Items listed in a dataset
######

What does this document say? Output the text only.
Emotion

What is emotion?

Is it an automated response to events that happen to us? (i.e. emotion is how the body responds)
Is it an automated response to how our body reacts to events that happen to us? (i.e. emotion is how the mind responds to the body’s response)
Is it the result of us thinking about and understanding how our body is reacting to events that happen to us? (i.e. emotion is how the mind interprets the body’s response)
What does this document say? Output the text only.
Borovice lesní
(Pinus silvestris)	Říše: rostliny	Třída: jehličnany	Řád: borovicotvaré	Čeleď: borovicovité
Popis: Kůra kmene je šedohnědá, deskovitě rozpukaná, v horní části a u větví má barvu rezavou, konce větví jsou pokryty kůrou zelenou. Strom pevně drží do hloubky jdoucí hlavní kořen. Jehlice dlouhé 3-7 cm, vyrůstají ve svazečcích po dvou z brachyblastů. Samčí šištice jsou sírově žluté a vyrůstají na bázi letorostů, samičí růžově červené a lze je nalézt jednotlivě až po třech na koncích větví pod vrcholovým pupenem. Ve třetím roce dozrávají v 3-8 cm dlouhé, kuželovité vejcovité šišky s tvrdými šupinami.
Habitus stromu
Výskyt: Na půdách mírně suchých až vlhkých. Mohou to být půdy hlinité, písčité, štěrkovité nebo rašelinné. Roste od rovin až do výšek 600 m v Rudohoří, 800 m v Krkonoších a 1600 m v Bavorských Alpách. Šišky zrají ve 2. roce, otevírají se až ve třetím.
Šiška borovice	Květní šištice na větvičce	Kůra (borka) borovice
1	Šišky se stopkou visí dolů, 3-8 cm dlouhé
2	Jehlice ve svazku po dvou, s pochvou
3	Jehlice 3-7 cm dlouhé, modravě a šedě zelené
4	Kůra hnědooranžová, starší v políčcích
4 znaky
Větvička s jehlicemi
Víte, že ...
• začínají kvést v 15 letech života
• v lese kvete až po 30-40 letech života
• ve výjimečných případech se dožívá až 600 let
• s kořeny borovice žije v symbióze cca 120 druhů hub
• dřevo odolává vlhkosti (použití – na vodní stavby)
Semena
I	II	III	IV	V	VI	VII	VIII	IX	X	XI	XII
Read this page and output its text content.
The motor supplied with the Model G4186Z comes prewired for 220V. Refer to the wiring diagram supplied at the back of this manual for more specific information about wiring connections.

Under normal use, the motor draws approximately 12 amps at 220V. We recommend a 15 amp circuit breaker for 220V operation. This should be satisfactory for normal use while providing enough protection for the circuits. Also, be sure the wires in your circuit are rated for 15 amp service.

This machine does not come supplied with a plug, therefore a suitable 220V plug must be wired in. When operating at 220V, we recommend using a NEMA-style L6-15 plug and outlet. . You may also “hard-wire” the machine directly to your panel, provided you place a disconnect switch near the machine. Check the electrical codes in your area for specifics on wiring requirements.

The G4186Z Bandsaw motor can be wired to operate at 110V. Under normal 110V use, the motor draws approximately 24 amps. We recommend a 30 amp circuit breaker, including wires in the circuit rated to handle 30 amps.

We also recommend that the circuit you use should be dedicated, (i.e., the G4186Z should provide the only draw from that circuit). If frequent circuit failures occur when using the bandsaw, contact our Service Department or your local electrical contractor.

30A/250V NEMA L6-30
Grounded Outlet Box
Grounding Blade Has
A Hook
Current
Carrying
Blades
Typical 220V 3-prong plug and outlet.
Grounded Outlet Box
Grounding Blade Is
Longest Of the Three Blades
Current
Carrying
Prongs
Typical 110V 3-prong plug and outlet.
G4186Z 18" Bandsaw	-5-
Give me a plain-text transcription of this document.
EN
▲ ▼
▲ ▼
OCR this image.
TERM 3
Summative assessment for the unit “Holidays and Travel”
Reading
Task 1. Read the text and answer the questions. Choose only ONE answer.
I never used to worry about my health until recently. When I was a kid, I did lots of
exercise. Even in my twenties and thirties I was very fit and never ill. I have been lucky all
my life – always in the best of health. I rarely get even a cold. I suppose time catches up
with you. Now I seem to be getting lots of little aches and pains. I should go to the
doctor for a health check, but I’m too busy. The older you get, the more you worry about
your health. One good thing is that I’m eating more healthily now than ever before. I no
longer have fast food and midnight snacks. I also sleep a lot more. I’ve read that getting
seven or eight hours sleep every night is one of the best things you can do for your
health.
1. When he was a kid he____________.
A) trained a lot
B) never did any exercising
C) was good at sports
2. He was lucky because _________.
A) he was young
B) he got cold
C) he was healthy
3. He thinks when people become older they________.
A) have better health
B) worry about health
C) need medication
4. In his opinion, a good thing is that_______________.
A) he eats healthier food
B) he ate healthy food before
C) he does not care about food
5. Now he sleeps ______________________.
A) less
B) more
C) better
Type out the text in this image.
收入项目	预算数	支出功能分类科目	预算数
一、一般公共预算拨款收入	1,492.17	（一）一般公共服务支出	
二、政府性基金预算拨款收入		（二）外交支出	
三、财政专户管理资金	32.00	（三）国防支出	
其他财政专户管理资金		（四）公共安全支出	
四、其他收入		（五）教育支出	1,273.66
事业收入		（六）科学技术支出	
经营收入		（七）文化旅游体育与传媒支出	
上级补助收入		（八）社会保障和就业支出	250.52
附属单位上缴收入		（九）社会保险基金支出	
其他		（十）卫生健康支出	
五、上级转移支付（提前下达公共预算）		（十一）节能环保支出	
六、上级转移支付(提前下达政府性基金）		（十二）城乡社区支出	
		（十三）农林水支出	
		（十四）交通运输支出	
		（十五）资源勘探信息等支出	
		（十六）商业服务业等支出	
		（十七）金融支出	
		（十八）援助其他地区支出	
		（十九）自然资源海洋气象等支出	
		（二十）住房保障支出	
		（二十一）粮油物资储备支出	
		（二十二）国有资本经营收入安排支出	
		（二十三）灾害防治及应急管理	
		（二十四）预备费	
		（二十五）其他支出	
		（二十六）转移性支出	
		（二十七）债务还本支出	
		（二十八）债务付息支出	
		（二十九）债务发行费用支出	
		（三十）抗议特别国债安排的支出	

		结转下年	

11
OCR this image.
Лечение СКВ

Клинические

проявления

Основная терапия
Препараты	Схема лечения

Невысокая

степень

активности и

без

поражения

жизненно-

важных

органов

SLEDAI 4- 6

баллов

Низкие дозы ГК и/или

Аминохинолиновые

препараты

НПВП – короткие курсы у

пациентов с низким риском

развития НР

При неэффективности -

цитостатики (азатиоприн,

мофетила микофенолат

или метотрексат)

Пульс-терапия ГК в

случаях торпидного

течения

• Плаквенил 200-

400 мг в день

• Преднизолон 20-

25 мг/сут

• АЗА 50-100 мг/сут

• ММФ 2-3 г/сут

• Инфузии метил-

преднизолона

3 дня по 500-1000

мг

######

▸ **YOUR OBJECTIVE**:
Using the material above, extract the line that contains "Type out the text in this image." and every line after it, exactly as given; stop at the last line.

▸ **FULL SOLUTION**:
Type out the text in this image.
收入项目	预算数	支出功能分类科目	预算数
一、一般公共预算拨款收入	1,492.17	（一）一般公共服务支出	
二、政府性基金预算拨款收入		（二）外交支出	
三、财政专户管理资金	32.00	（三）国防支出	
其他财政专户管理资金		（四）公共安全支出	
四、其他收入		（五）教育支出	1,273.66
事业收入		（六）科学技术支出	
经营收入		（七）文化旅游体育与传媒支出	
上级补助收入		（八）社会保障和就业支出	250.52
附属单位上缴收入		（九）社会保险基金支出	
其他		（十）卫生健康支出	
五、上级转移支付（提前下达公共预算）		（十一）节能环保支出	
六、上级转移支付(提前下达政府性基金）		（十二）城乡社区支出	
		（十三）农林水支出	
		（十四）交通运输支出	
		（十五）资源勘探信息等支出	
		（十六）商业服务业等支出	
		（十七）金融支出	
		（十八）援助其他地区支出	
		（十九）自然资源海洋气象等支出	
		（二十）住房保障支出	
		（二十一）粮油物资储备支出	
		（二十二）国有资本经营收入安排支出	
		（二十三）灾害防治及应急管理	
		（二十四）预备费	
		（二十五）其他支出	
		（二十六）转移性支出	
		（二十七）债务还本支出	
		（二十八）债务付息支出	
		（二十九）债务发行费用支出	
		（三十）抗议特别国债安排的支出	

		结转下年	

11
OCR this image.
Лечение СКВ

Клинические

проявления

Основная терапия
Препараты	Схема лечения

Невысокая

степень

активности и

без

поражения

жизненно-

важных

органов

SLEDAI 4- 6

баллов

Низкие дозы ГК и/или

Аминохинолиновые

препараты

НПВП – короткие курсы у

пациентов с низким риском

развития НР

При неэффективности -

цитостатики (азатиоприн,

мофетила микофенолат

или метотрексат)

Пульс-терапия ГК в

случаях торпидного

течения

• Плаквенил 200-

400 мг в день

• Преднизолон 20-

25 мг/сут

• АЗА 50-100 мг/сут

• ММФ 2-3 г/сут

• Инфузии метил-

преднизолона

3 дня по 500-1000

мг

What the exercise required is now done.